• **What the task requires**:
Extract the listing below in full, unchanged.

• **Data listing**:

◆ ◆ ◆ ◆

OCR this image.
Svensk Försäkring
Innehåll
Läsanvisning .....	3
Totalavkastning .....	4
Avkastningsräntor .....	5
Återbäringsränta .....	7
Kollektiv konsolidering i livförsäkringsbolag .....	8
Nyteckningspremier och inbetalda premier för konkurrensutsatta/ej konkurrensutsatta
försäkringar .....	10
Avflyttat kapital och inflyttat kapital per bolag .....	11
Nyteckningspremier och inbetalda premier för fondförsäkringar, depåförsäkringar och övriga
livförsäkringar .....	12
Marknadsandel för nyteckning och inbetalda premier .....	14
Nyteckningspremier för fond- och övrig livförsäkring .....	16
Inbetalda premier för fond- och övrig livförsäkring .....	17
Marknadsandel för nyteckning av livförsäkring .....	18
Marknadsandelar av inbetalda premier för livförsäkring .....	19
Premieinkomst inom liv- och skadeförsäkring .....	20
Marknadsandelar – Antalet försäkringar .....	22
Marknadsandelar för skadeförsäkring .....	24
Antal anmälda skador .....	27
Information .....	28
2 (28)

◆ ◆ ◆ ◆

• **Answer to this exercise**:
OCR this image.
Svensk Försäkring
Innehåll
Läsanvisning .....	3
Totalavkastning .....	4
Avkastningsräntor .....	5
Återbäringsränta .....	7
Kollektiv konsolidering i livförsäkringsbolag .....	8
Nyteckningspremier och inbetalda premier för konkurrensutsatta/ej konkurrensutsatta
försäkringar .....	10
Avflyttat kapital och inflyttat kapital per bolag .....	11
Nyteckningspremier och inbetalda premier för fondförsäkringar, depåförsäkringar och övriga
livförsäkringar .....	12
Marknadsandel för nyteckning och inbetalda premier .....	14
Nyteckningspremier för fond- och övrig livförsäkring .....	16
Inbetalda premier för fond- och övrig livförsäkring .....	17
Marknadsandel för nyteckning av livförsäkring .....	18
Marknadsandelar av inbetalda premier för livförsäkring .....	19
Premieinkomst inom liv- och skadeförsäkring .....	20
Marknadsandelar – Antalet försäkringar .....	22
Marknadsandelar för skadeförsäkring .....	24
Antal anmälda skador .....	27
Information .....	28
2 (28)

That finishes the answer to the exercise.